DOCUMENT SEGMENT:
━━━━━━━━━━

People and organisations
- Head of state: President Rosen Plevneliev
- Head of government: Marin Raykov
- Deputy head of government: See list Ekaterina Zakharieva (Regional Development) Deyana Kostadinova (Labor and Social Policy) Iliyana Tsanova (Management of EU Funds);
- Status in legislature: Provisional Government

History
- Predecessor: Borisov Government
- Successor: Oresharski Government

= Raykov Government =

Government of Bulgaria (Mar–May 2013)

The ninety-first Cabinet of Bulgaria was an interim technocratic government set up by President Rosen Plevneliev's decree No. 56 following the resignation of the Borisov government. The government, headed by Prime Minister Marin Raykov, ruled from March 13, 2013, to May 29, 2013, at which time the new cabinet took office.

━━━━━━━━━━

YOUR GOAL:
Answer these questions about the Raykov Government text:
1. Which government came before it?
2. What was the number of the decree that set it up?
3. Which deputy head of government was responsible for Regional Development?

GIVEN RECORDS:
━━━━━━━━━━

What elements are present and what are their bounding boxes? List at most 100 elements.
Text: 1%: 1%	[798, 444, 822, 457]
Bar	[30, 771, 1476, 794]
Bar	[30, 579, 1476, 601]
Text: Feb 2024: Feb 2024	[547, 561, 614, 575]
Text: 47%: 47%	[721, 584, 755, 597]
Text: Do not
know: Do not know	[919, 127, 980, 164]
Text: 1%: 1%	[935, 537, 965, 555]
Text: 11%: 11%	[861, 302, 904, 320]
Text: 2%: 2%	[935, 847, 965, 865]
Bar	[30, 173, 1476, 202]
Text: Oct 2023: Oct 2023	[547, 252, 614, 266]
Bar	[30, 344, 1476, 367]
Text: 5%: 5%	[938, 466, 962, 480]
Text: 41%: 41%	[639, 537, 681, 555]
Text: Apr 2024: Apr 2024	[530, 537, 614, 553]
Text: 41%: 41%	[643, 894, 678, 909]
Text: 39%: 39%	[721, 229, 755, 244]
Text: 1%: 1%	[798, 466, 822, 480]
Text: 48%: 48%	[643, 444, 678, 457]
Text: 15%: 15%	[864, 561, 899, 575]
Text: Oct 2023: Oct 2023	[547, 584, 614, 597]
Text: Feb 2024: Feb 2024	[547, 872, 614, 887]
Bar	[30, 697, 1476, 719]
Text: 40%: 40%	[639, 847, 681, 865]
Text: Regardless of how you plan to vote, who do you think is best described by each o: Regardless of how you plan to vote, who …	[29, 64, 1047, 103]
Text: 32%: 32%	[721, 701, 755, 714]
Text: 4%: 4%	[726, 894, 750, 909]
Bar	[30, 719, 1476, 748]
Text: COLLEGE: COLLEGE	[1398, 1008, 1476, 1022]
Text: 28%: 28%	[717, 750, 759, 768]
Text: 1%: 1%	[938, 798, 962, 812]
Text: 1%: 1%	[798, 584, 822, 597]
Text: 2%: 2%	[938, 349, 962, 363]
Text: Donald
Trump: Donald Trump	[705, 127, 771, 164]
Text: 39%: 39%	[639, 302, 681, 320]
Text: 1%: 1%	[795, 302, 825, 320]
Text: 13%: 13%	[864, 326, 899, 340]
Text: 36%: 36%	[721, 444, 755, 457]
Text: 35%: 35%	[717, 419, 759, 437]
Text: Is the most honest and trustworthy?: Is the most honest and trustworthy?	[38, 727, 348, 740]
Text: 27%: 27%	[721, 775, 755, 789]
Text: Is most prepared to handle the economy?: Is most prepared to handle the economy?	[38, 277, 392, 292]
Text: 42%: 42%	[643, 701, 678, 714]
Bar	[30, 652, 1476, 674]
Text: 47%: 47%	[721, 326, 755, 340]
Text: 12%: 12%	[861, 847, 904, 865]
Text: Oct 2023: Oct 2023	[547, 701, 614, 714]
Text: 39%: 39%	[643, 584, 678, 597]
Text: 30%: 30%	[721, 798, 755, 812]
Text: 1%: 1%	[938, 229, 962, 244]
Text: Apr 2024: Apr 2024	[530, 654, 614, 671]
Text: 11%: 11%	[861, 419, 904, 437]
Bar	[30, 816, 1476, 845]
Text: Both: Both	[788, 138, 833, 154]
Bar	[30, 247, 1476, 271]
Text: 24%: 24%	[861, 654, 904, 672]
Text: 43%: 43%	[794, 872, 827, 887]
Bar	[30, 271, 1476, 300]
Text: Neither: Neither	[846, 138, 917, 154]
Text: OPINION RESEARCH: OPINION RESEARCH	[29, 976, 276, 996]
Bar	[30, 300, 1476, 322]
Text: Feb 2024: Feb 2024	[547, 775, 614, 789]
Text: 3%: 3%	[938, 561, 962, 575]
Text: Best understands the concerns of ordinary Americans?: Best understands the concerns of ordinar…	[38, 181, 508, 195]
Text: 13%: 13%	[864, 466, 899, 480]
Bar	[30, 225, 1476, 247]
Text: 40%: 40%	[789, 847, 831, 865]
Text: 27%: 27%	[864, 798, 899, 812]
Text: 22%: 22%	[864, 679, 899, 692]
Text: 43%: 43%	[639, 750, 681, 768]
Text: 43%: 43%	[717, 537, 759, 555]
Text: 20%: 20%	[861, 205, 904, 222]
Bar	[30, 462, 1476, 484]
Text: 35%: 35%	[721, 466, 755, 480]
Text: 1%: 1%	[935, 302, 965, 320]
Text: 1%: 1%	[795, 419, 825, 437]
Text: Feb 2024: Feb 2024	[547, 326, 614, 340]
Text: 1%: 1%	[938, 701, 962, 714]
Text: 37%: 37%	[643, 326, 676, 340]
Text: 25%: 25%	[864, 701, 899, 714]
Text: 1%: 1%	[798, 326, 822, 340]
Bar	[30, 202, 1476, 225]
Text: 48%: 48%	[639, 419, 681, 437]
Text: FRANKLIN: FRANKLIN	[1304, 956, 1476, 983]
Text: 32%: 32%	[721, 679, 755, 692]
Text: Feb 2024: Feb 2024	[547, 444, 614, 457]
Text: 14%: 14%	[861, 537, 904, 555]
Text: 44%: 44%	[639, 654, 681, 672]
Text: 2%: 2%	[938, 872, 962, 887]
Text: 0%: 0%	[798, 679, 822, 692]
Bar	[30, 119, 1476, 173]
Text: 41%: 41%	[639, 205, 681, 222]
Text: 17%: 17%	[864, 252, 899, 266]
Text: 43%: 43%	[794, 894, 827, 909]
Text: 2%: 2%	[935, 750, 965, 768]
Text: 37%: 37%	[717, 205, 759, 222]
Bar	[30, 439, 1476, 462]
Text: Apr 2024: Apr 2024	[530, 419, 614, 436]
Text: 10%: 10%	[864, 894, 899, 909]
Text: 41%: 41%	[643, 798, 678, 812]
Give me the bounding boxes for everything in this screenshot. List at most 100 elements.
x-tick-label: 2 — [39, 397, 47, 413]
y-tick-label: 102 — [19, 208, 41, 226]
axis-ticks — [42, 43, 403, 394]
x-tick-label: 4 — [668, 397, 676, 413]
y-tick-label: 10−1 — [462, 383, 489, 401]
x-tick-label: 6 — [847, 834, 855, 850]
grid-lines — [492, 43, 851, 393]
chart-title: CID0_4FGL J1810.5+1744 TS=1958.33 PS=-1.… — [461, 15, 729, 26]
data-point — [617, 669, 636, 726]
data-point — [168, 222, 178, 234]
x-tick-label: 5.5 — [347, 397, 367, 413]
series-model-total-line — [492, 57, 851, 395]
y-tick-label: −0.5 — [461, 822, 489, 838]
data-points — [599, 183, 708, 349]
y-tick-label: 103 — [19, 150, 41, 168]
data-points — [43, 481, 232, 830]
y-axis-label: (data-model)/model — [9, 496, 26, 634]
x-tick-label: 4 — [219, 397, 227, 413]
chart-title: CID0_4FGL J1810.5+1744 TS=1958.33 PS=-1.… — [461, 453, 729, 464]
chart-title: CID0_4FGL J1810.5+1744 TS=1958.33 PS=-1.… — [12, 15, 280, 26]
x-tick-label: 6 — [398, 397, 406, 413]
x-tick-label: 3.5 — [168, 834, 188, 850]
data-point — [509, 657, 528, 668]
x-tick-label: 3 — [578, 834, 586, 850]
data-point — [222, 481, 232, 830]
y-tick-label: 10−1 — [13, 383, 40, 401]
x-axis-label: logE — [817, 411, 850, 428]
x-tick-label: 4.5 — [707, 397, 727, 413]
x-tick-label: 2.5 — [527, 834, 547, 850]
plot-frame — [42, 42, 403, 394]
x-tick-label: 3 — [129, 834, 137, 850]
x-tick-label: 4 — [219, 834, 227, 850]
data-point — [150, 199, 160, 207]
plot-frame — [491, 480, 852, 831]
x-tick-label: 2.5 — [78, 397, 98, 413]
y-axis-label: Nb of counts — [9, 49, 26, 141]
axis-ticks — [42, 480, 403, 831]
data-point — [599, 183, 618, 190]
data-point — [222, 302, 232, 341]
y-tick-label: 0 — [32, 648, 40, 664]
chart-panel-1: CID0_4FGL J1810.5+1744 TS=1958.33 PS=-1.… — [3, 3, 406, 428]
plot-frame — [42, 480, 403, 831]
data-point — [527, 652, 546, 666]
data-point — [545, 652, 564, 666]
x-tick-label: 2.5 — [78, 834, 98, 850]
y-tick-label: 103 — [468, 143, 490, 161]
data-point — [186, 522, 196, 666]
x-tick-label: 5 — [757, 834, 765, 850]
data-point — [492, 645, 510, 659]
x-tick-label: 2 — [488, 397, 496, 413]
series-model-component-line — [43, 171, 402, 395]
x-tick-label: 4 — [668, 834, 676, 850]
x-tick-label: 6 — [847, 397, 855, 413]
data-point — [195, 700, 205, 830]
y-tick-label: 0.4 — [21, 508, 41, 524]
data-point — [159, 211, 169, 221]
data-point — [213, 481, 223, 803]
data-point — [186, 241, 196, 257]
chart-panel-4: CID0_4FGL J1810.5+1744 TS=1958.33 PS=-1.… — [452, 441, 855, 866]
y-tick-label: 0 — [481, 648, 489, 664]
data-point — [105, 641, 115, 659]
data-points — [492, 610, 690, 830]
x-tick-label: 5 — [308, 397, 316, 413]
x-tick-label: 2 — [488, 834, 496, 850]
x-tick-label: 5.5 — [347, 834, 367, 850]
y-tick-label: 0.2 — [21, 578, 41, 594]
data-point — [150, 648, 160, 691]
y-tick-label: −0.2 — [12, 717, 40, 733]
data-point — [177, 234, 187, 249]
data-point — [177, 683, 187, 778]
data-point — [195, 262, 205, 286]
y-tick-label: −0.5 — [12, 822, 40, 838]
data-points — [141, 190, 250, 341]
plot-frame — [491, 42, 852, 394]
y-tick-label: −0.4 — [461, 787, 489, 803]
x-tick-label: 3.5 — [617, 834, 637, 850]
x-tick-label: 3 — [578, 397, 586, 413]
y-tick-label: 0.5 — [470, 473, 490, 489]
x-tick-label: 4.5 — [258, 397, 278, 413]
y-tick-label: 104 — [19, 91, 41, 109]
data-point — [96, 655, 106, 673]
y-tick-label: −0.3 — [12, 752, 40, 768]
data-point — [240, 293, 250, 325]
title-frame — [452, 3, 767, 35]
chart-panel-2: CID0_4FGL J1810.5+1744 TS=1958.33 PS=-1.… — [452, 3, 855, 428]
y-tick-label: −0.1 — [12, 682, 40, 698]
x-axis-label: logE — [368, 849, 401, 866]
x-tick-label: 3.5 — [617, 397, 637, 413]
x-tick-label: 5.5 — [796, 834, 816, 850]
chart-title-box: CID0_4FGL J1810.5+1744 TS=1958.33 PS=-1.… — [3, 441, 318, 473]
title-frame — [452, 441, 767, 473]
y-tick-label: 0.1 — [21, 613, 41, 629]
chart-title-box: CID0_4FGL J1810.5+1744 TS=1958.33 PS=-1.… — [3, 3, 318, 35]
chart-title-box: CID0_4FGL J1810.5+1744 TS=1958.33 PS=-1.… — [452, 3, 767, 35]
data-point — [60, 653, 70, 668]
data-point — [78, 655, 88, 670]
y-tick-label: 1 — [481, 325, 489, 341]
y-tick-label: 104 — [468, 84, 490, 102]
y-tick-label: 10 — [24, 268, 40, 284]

━━━━━━━━━━

RESPONSE FOR THIS EXERCISE:
1. The Borisov Government
2. No. 56
3. Ekaterina Zakharieva